Data tied to figure images:
----

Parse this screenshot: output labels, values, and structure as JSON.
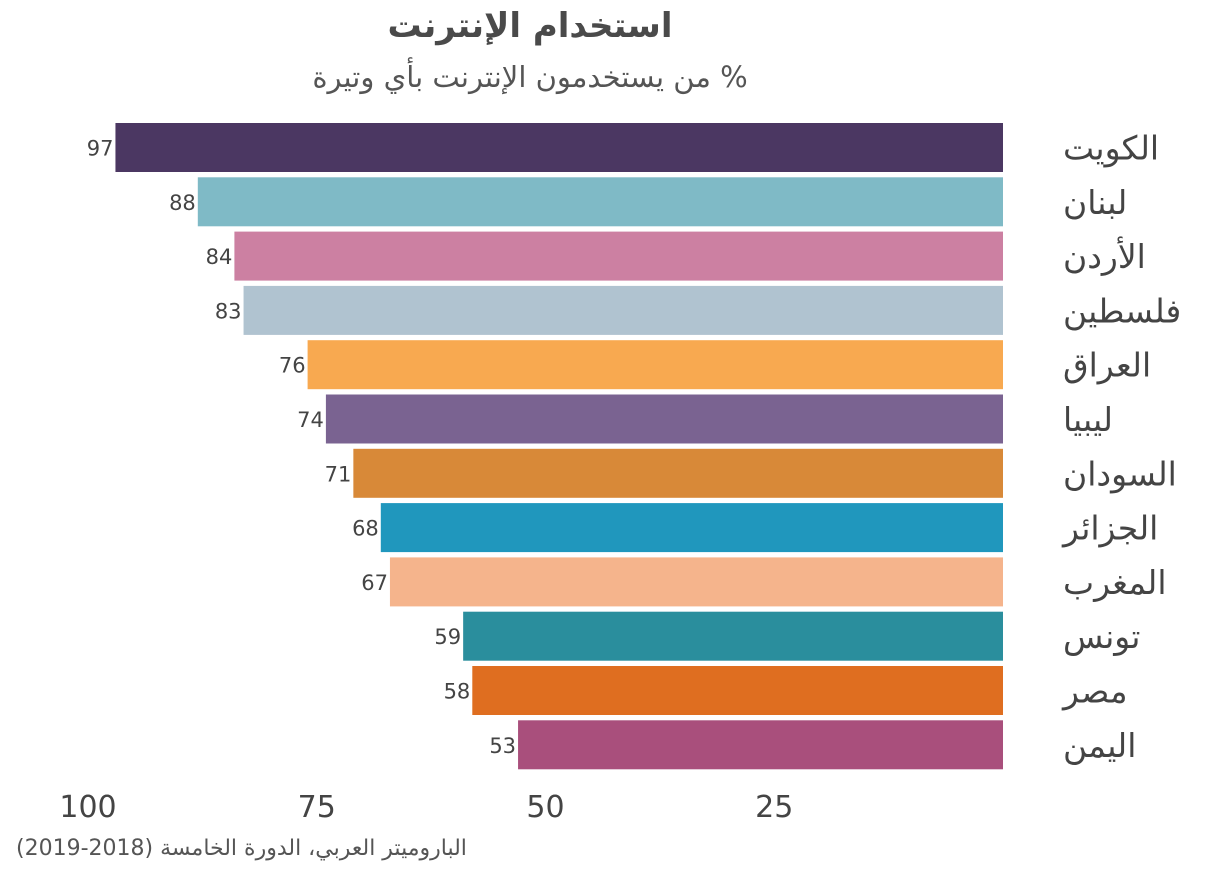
{
  "chart_data": {
    "type": "bar",
    "orientation": "horizontal",
    "title": "استخدام الإنترنت",
    "subtitle": "% من يستخدمون الإنترنت بأي وتيرة",
    "caption": "الباروميتر العربي، الدورة الخامسة (2018-2019)",
    "categories": [
      "الكويت",
      "لبنان",
      "الأردن",
      "فلسطين",
      "العراق",
      "ليبيا",
      "السودان",
      "الجزائر",
      "المغرب",
      "تونس",
      "مصر",
      "اليمن"
    ],
    "values": [
      97,
      88,
      84,
      83,
      76,
      74,
      71,
      68,
      67,
      59,
      58,
      53
    ],
    "colors": [
      "#4b3762",
      "#7fbac6",
      "#cc80a2",
      "#b0c3d0",
      "#f8a950",
      "#7a6391",
      "#d88938",
      "#2097bd",
      "#f5b48c",
      "#2a8e9d",
      "#df6e20",
      "#a94f7c"
    ],
    "xlim": [
      0,
      100
    ],
    "x_direction": "reversed",
    "x_ticks": [
      100,
      75,
      50,
      25
    ],
    "x_tick_labels": [
      "100",
      "75",
      "50",
      "25"
    ],
    "grid": false,
    "legend": "none"
  }
}
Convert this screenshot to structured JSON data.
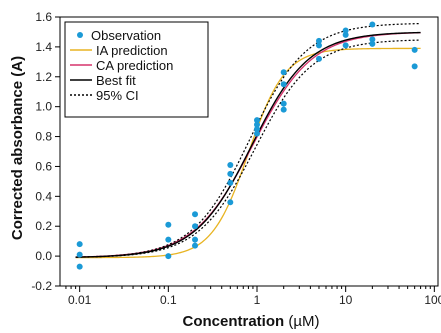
{
  "chart_data": {
    "type": "scatter",
    "xscale": "log",
    "xlim": [
      0.006,
      110
    ],
    "ylim": [
      -0.2,
      1.6
    ],
    "xticks": [
      0.01,
      0.1,
      1,
      10,
      100
    ],
    "xtick_labels": [
      "0.01",
      "0.1",
      "1",
      "10",
      "100"
    ],
    "yticks": [
      -0.2,
      0,
      0.2,
      0.4,
      0.6,
      0.8,
      1.0,
      1.2,
      1.4,
      1.6
    ],
    "ytick_labels": [
      "-0.2",
      "0.0",
      "0.2",
      "0.4",
      "0.6",
      "0.8",
      "1.0",
      "1.2",
      "1.4",
      "1.6"
    ],
    "xlabel": "Concentration",
    "xlabel_unit": "(µM)",
    "ylabel": "Corrected absorbance (A)",
    "grid": false,
    "legend_position": "top-left",
    "colors": {
      "observation": "#1b9ad6",
      "ia": "#e8b422",
      "ca": "#d6336c",
      "best_fit": "#000000",
      "ci": "#000000"
    },
    "series": [
      {
        "name": "Observation",
        "kind": "points",
        "points": [
          [
            0.01,
            0.08
          ],
          [
            0.01,
            0.01
          ],
          [
            0.01,
            -0.07
          ],
          [
            0.1,
            0.21
          ],
          [
            0.1,
            0.11
          ],
          [
            0.1,
            0.0
          ],
          [
            0.2,
            0.28
          ],
          [
            0.2,
            0.2
          ],
          [
            0.2,
            0.11
          ],
          [
            0.2,
            0.07
          ],
          [
            0.5,
            0.61
          ],
          [
            0.5,
            0.55
          ],
          [
            0.5,
            0.49
          ],
          [
            0.5,
            0.36
          ],
          [
            1,
            0.91
          ],
          [
            1,
            0.88
          ],
          [
            1,
            0.85
          ],
          [
            1,
            0.82
          ],
          [
            2,
            1.23
          ],
          [
            2,
            1.15
          ],
          [
            2,
            1.02
          ],
          [
            2,
            0.98
          ],
          [
            5,
            1.44
          ],
          [
            5,
            1.41
          ],
          [
            5,
            1.32
          ],
          [
            10,
            1.51
          ],
          [
            10,
            1.48
          ],
          [
            10,
            1.41
          ],
          [
            20,
            1.55
          ],
          [
            20,
            1.45
          ],
          [
            20,
            1.42
          ],
          [
            60,
            1.38
          ],
          [
            60,
            1.27
          ]
        ]
      },
      {
        "name": "IA prediction",
        "kind": "logistic",
        "bottom": -0.01,
        "top": 1.39,
        "ec50": 0.8,
        "hill": 2.1
      },
      {
        "name": "CA prediction",
        "kind": "logistic",
        "bottom": -0.01,
        "top": 1.5,
        "ec50": 0.9,
        "hill": 1.3
      },
      {
        "name": "Best fit",
        "kind": "logistic",
        "bottom": -0.01,
        "top": 1.5,
        "ec50": 0.88,
        "hill": 1.35
      },
      {
        "name": "95% CI",
        "kind": "band",
        "bottom": -0.01,
        "top_upper": 1.56,
        "ec50_upper": 0.82,
        "top_lower": 1.45,
        "ec50_lower": 0.95,
        "hill": 1.35
      }
    ]
  }
}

----

Your answer should be a single number: the count of lines in the listing that contain the word "screenshot".

(Solution)
2